> EXERCISE: Restate each of the lines given below, word for word.

> GIVEN ENTRIES:
--------------------------------

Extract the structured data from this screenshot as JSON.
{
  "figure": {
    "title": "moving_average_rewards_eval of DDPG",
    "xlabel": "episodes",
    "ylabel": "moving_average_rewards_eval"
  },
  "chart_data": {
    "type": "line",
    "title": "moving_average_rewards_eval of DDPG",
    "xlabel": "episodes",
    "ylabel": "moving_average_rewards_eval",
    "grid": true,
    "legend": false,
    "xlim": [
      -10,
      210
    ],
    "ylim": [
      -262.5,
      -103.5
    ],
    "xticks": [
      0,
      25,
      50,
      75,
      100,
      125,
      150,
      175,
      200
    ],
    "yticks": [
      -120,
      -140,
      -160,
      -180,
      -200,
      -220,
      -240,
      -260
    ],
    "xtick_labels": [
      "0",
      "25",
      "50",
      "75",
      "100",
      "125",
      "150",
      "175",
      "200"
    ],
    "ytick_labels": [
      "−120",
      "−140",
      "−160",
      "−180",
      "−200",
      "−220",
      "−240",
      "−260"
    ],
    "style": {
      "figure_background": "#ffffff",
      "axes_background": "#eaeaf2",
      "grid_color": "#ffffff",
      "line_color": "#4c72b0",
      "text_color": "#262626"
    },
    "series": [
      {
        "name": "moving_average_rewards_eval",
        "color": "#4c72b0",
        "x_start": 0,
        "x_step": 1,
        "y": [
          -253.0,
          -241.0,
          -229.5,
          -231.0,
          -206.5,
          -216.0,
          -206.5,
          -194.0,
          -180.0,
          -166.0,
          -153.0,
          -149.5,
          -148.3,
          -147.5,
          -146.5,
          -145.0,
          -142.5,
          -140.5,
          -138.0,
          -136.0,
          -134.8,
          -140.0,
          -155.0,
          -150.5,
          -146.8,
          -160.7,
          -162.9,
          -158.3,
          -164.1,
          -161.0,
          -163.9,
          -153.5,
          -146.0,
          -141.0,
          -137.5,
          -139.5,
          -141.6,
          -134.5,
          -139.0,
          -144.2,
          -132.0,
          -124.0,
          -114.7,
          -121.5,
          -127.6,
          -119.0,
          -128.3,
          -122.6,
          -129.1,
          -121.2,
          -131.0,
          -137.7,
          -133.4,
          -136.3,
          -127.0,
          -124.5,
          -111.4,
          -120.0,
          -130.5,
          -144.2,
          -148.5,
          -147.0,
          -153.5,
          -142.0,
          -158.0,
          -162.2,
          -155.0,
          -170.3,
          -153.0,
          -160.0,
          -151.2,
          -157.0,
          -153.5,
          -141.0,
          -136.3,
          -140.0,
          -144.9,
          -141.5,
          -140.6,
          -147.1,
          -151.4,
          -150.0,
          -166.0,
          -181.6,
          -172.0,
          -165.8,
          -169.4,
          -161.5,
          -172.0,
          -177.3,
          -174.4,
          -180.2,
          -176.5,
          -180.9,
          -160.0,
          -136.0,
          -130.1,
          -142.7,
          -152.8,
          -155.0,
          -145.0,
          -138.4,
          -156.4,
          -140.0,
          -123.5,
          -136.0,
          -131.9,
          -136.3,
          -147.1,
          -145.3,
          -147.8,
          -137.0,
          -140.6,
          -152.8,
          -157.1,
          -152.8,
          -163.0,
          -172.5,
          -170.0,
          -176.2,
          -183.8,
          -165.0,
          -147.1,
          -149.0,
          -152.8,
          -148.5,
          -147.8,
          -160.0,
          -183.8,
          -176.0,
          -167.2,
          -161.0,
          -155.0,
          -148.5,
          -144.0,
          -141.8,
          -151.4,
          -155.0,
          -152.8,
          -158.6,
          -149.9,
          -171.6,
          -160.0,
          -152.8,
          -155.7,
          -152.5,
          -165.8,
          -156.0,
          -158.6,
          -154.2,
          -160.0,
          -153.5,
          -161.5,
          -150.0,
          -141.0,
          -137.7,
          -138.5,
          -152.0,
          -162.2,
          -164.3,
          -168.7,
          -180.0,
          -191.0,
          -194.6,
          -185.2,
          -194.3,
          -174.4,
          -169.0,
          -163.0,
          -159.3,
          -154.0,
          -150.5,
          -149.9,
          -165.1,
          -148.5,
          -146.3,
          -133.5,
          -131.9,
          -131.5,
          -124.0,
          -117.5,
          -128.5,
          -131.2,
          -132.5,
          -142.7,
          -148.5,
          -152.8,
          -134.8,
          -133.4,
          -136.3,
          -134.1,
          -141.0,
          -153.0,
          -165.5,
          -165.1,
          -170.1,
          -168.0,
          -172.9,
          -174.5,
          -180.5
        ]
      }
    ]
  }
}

--------------------------------

> WRITTEN ANSWER:
Extract the structured data from this screenshot as JSON.
{
  "figure": {
    "title": "moving_average_rewards_eval of DDPG",
    "xlabel": "episodes",
    "ylabel": "moving_average_rewards_eval"
  },
  "chart_data": {
    "type": "line",
    "title": "moving_average_rewards_eval of DDPG",
    "xlabel": "episodes",
    "ylabel": "moving_average_rewards_eval",
    "grid": true,
    "legend": false,
    "xlim": [
      -10,
      210
    ],
    "ylim": [
      -262.5,
      -103.5
    ],
    "xticks": [
      0,
      25,
      50,
      75,
      100,
      125,
      150,
      175,
      200
    ],
    "yticks": [
      -120,
      -140,
      -160,
      -180,
      -200,
      -220,
      -240,
      -260
    ],
    "xtick_labels": [
      "0",
      "25",
      "50",
      "75",
      "100",
      "125",
      "150",
      "175",
      "200"
    ],
    "ytick_labels": [
      "−120",
      "−140",
      "−160",
      "−180",
      "−200",
      "−220",
      "−240",
      "−260"
    ],
    "style": {
      "figure_background": "#ffffff",
      "axes_background": "#eaeaf2",
      "grid_color": "#ffffff",
      "line_color": "#4c72b0",
      "text_color": "#262626"
    },
    "series": [
      {
        "name": "moving_average_rewards_eval",
        "color": "#4c72b0",
        "x_start": 0,
        "x_step": 1,
        "y": [
          -253.0,
          -241.0,
          -229.5,
          -231.0,
          -206.5,
          -216.0,
          -206.5,
          -194.0,
          -180.0,
          -166.0,
          -153.0,
          -149.5,
          -148.3,
          -147.5,
          -146.5,
          -145.0,
          -142.5,
          -140.5,
          -138.0,
          -136.0,
          -134.8,
          -140.0,
          -155.0,
          -150.5,
          -146.8,
          -160.7,
          -162.9,
          -158.3,
          -164.1,
          -161.0,
          -163.9,
          -153.5,
          -146.0,
          -141.0,
          -137.5,
          -139.5,
          -141.6,
          -134.5,
          -139.0,
          -144.2,
          -132.0,
          -124.0,
          -114.7,
          -121.5,
          -127.6,
          -119.0,
          -128.3,
          -122.6,
          -129.1,
          -121.2,
          -131.0,
          -137.7,
          -133.4,
          -136.3,
          -127.0,
          -124.5,
          -111.4,
          -120.0,
          -130.5,
          -144.2,
          -148.5,
          -147.0,
          -153.5,
          -142.0,
          -158.0,
          -162.2,
          -155.0,
          -170.3,
          -153.0,
          -160.0,
          -151.2,
          -157.0,
          -153.5,
          -141.0,
          -136.3,
          -140.0,
          -144.9,
          -141.5,
          -140.6,
          -147.1,
          -151.4,
          -150.0,
          -166.0,
          -181.6,
          -172.0,
          -165.8,
          -169.4,
          -161.5,
          -172.0,
          -177.3,
          -174.4,
          -180.2,
          -176.5,
          -180.9,
          -160.0,
          -136.0,
          -130.1,
          -142.7,
          -152.8,
          -155.0,
          -145.0,
          -138.4,
          -156.4,
          -140.0,
          -123.5,
          -136.0,
          -131.9,
          -136.3,
          -147.1,
          -145.3,
          -147.8,
          -137.0,
          -140.6,
          -152.8,
          -157.1,
          -152.8,
          -163.0,
          -172.5,
          -170.0,
          -176.2,
          -183.8,
          -165.0,
          -147.1,
          -149.0,
          -152.8,
          -148.5,
          -147.8,
          -160.0,
          -183.8,
          -176.0,
          -167.2,
          -161.0,
          -155.0,
          -148.5,
          -144.0,
          -141.8,
          -151.4,
          -155.0,
          -152.8,
          -158.6,
          -149.9,
          -171.6,
          -160.0,
          -152.8,
          -155.7,
          -152.5,
          -165.8,
          -156.0,
          -158.6,
          -154.2,
          -160.0,
          -153.5,
          -161.5,
          -150.0,
          -141.0,
          -137.7,
          -138.5,
          -152.0,
          -162.2,
          -164.3,
          -168.7,
          -180.0,
          -191.0,
          -194.6,
          -185.2,
          -194.3,
          -174.4,
          -169.0,
          -163.0,
          -159.3,
          -154.0,
          -150.5,
          -149.9,
          -165.1,
          -148.5,
          -146.3,
          -133.5,
          -131.9,
          -131.5,
          -124.0,
          -117.5,
          -128.5,
          -131.2,
          -132.5,
          -142.7,
          -148.5,
          -152.8,
          -134.8,
          -133.4,
          -136.3,
          -134.1,
          -141.0,
          -153.0,
          -165.5,
          -165.1,
          -170.1,
          -168.0,
          -172.9,
          -174.5,
          -180.5
        ]
      }
    ]
  }
}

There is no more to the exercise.